**WHAT THIS TASK INVOLVES**
Reproduce the line that contains "What text is on this page?" and every line after it through the end of the records, exactly, with nothing added.

**MATERIAL FOR THE TASK**
====================

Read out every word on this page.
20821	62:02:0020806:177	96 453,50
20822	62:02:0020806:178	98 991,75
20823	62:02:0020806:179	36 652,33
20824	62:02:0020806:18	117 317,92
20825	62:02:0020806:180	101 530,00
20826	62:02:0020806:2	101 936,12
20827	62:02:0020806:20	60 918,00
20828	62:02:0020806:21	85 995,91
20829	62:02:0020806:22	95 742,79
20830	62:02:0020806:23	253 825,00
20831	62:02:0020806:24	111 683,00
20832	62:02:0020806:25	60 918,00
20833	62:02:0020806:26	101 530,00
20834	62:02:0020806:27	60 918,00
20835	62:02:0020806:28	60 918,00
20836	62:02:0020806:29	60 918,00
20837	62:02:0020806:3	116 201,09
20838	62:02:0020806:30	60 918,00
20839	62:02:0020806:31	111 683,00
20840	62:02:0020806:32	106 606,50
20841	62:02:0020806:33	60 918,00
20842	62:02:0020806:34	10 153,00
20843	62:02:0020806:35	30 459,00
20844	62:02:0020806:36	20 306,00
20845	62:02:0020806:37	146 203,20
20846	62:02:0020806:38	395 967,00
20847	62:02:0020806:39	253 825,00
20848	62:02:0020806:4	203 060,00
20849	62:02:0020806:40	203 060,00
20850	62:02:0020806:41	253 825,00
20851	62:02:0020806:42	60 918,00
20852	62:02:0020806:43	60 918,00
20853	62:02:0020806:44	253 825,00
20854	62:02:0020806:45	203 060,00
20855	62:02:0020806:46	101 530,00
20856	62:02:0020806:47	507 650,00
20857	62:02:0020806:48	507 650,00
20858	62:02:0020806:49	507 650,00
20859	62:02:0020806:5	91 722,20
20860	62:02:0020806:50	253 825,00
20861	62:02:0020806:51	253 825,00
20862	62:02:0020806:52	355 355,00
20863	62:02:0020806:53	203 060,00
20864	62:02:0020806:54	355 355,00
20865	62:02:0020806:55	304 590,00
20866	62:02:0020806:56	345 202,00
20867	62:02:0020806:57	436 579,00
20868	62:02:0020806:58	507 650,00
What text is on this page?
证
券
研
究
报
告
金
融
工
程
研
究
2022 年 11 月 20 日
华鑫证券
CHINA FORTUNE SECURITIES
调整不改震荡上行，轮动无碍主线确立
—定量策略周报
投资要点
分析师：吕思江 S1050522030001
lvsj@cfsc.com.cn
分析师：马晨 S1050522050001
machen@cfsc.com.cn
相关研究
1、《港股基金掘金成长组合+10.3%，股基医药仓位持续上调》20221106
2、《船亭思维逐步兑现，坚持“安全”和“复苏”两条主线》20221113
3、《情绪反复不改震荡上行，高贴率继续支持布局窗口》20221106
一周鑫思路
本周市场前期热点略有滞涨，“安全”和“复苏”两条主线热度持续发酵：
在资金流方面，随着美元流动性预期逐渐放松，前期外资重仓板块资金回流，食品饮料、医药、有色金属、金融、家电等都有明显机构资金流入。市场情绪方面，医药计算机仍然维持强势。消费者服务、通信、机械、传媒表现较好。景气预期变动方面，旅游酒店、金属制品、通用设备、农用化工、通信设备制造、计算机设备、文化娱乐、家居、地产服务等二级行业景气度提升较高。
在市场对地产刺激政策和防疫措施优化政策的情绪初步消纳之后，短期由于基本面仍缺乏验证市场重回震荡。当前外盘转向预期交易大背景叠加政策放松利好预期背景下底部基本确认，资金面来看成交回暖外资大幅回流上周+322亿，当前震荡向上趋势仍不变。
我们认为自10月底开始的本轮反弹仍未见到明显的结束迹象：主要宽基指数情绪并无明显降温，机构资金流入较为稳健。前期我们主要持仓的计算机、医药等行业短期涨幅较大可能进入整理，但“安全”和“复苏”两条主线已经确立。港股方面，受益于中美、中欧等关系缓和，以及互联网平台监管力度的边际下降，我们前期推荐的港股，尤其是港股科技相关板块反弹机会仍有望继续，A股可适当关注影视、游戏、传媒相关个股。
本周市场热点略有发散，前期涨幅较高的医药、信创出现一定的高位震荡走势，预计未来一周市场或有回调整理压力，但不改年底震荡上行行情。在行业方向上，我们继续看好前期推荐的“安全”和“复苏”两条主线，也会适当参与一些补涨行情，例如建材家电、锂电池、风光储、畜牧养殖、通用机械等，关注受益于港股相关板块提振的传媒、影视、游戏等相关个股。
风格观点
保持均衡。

====================

**ANSWER**
What text is on this page?
证
券
研
究
报
告
金
融
工
程
研
究
2022 年 11 月 20 日
华鑫证券
CHINA FORTUNE SECURITIES
调整不改震荡上行，轮动无碍主线确立
—定量策略周报
投资要点
分析师：吕思江 S1050522030001
lvsj@cfsc.com.cn
分析师：马晨 S1050522050001
machen@cfsc.com.cn
相关研究
1、《港股基金掘金成长组合+10.3%，股基医药仓位持续上调》20221106
2、《船亭思维逐步兑现，坚持“安全”和“复苏”两条主线》20221113
3、《情绪反复不改震荡上行，高贴率继续支持布局窗口》20221106
一周鑫思路
本周市场前期热点略有滞涨，“安全”和“复苏”两条主线热度持续发酵：
在资金流方面，随着美元流动性预期逐渐放松，前期外资重仓板块资金回流，食品饮料、医药、有色金属、金融、家电等都有明显机构资金流入。市场情绪方面，医药计算机仍然维持强势。消费者服务、通信、机械、传媒表现较好。景气预期变动方面，旅游酒店、金属制品、通用设备、农用化工、通信设备制造、计算机设备、文化娱乐、家居、地产服务等二级行业景气度提升较高。
在市场对地产刺激政策和防疫措施优化政策的情绪初步消纳之后，短期由于基本面仍缺乏验证市场重回震荡。当前外盘转向预期交易大背景叠加政策放松利好预期背景下底部基本确认，资金面来看成交回暖外资大幅回流上周+322亿，当前震荡向上趋势仍不变。
我们认为自10月底开始的本轮反弹仍未见到明显的结束迹象：主要宽基指数情绪并无明显降温，机构资金流入较为稳健。前期我们主要持仓的计算机、医药等行业短期涨幅较大可能进入整理，但“安全”和“复苏”两条主线已经确立。港股方面，受益于中美、中欧等关系缓和，以及互联网平台监管力度的边际下降，我们前期推荐的港股，尤其是港股科技相关板块反弹机会仍有望继续，A股可适当关注影视、游戏、传媒相关个股。
本周市场热点略有发散，前期涨幅较高的医药、信创出现一定的高位震荡走势，预计未来一周市场或有回调整理压力，但不改年底震荡上行行情。在行业方向上，我们继续看好前期推荐的“安全”和“复苏”两条主线，也会适当参与一些补涨行情，例如建材家电、锂电池、风光储、畜牧养殖、通用机械等，关注受益于港股相关板块提振的传媒、影视、游戏等相关个股。
风格观点
保持均衡。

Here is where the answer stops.